Figure record listings
★ ★ ★ ★ ★ ★ ★

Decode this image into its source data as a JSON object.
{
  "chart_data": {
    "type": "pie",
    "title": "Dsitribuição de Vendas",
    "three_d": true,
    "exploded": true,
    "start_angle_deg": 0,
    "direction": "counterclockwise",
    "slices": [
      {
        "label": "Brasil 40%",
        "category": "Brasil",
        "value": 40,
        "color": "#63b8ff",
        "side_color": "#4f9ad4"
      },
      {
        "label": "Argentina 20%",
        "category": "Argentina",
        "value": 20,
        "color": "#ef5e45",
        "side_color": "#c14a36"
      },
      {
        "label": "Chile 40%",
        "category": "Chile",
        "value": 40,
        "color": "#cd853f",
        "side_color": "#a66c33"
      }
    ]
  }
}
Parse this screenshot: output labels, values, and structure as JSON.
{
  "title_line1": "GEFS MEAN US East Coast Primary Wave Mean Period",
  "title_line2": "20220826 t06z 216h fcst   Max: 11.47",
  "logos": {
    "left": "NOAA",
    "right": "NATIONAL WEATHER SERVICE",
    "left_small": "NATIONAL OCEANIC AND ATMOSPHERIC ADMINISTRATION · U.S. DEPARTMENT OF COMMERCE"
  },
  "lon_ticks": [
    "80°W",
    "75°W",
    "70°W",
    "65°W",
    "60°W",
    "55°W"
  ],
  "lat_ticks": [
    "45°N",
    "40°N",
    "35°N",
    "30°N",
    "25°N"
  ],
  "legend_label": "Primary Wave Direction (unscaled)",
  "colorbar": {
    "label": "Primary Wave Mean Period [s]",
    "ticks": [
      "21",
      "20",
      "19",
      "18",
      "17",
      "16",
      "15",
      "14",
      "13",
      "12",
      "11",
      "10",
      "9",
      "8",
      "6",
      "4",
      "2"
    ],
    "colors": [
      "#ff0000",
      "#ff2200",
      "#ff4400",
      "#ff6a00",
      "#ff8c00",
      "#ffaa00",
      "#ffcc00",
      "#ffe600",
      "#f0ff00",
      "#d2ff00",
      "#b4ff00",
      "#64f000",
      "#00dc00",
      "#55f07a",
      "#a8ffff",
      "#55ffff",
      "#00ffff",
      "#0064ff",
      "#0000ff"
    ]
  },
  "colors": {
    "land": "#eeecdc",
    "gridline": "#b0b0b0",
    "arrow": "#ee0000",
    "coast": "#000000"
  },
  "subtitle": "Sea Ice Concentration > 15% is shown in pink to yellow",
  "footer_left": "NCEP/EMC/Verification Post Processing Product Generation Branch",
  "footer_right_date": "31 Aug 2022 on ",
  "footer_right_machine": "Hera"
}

★ ★ ★ ★ ★ ★ ★

> EXERCISE TASK
Pull every line containing "Argentina" from the data.

> WRITTEN REPLY
        "label": "Argentina 20%",
        "category": "Argentina",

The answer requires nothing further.